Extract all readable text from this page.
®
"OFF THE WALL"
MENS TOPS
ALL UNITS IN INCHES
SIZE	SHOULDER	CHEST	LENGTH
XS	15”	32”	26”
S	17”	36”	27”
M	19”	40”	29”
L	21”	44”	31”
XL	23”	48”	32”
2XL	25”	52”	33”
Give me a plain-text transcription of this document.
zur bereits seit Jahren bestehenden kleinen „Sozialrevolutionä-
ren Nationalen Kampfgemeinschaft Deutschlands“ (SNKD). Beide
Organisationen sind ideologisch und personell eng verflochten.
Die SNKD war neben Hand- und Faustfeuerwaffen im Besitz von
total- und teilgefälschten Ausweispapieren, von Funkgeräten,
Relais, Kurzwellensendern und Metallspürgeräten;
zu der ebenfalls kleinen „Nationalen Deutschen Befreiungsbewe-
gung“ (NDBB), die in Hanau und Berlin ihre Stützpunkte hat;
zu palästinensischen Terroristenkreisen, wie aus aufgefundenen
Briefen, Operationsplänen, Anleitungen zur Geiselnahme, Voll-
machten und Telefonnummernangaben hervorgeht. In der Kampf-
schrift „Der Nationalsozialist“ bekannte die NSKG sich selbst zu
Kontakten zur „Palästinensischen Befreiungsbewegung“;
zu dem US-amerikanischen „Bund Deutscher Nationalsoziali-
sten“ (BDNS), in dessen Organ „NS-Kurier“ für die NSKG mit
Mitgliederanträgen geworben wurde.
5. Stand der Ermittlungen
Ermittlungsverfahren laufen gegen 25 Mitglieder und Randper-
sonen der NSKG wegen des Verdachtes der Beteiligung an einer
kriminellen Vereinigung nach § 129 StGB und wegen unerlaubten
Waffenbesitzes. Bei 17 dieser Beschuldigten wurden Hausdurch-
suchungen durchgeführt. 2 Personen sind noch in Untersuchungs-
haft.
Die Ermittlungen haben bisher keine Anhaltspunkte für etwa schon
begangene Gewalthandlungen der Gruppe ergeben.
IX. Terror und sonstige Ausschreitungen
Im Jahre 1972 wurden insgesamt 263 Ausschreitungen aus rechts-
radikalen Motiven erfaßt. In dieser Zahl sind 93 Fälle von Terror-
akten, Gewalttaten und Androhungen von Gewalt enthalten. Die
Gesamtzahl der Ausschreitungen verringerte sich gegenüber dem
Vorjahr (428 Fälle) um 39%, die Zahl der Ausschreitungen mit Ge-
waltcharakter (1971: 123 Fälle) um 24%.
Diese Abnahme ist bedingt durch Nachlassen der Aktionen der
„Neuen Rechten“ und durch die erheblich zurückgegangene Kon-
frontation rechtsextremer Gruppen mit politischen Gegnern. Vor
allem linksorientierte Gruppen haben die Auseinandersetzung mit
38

::::::

| STATED EXERCISE |
Return the entries above exactly as they appear.

| FINAL ANSWER |
Extract all readable text from this page.
®
"OFF THE WALL"
MENS TOPS
ALL UNITS IN INCHES
SIZE	SHOULDER	CHEST	LENGTH
XS	15”	32”	26”
S	17”	36”	27”
M	19”	40”	29”
L	21”	44”	31”
XL	23”	48”	32”
2XL	25”	52”	33”
Give me a plain-text transcription of this document.
zur bereits seit Jahren bestehenden kleinen „Sozialrevolutionä-
ren Nationalen Kampfgemeinschaft Deutschlands“ (SNKD). Beide
Organisationen sind ideologisch und personell eng verflochten.
Die SNKD war neben Hand- und Faustfeuerwaffen im Besitz von
total- und teilgefälschten Ausweispapieren, von Funkgeräten,
Relais, Kurzwellensendern und Metallspürgeräten;
zu der ebenfalls kleinen „Nationalen Deutschen Befreiungsbewe-
gung“ (NDBB), die in Hanau und Berlin ihre Stützpunkte hat;
zu palästinensischen Terroristenkreisen, wie aus aufgefundenen
Briefen, Operationsplänen, Anleitungen zur Geiselnahme, Voll-
machten und Telefonnummernangaben hervorgeht. In der Kampf-
schrift „Der Nationalsozialist“ bekannte die NSKG sich selbst zu
Kontakten zur „Palästinensischen Befreiungsbewegung“;
zu dem US-amerikanischen „Bund Deutscher Nationalsoziali-
sten“ (BDNS), in dessen Organ „NS-Kurier“ für die NSKG mit
Mitgliederanträgen geworben wurde.
5. Stand der Ermittlungen
Ermittlungsverfahren laufen gegen 25 Mitglieder und Randper-
sonen der NSKG wegen des Verdachtes der Beteiligung an einer
kriminellen Vereinigung nach § 129 StGB und wegen unerlaubten
Waffenbesitzes. Bei 17 dieser Beschuldigten wurden Hausdurch-
suchungen durchgeführt. 2 Personen sind noch in Untersuchungs-
haft.
Die Ermittlungen haben bisher keine Anhaltspunkte für etwa schon
begangene Gewalthandlungen der Gruppe ergeben.
IX. Terror und sonstige Ausschreitungen
Im Jahre 1972 wurden insgesamt 263 Ausschreitungen aus rechts-
radikalen Motiven erfaßt. In dieser Zahl sind 93 Fälle von Terror-
akten, Gewalttaten und Androhungen von Gewalt enthalten. Die
Gesamtzahl der Ausschreitungen verringerte sich gegenüber dem
Vorjahr (428 Fälle) um 39%, die Zahl der Ausschreitungen mit Ge-
waltcharakter (1971: 123 Fälle) um 24%.
Diese Abnahme ist bedingt durch Nachlassen der Aktionen der
„Neuen Rechten“ und durch die erheblich zurückgegangene Kon-
frontation rechtsextremer Gruppen mit politischen Gegnern. Vor
allem linksorientierte Gruppen haben die Auseinandersetzung mit
38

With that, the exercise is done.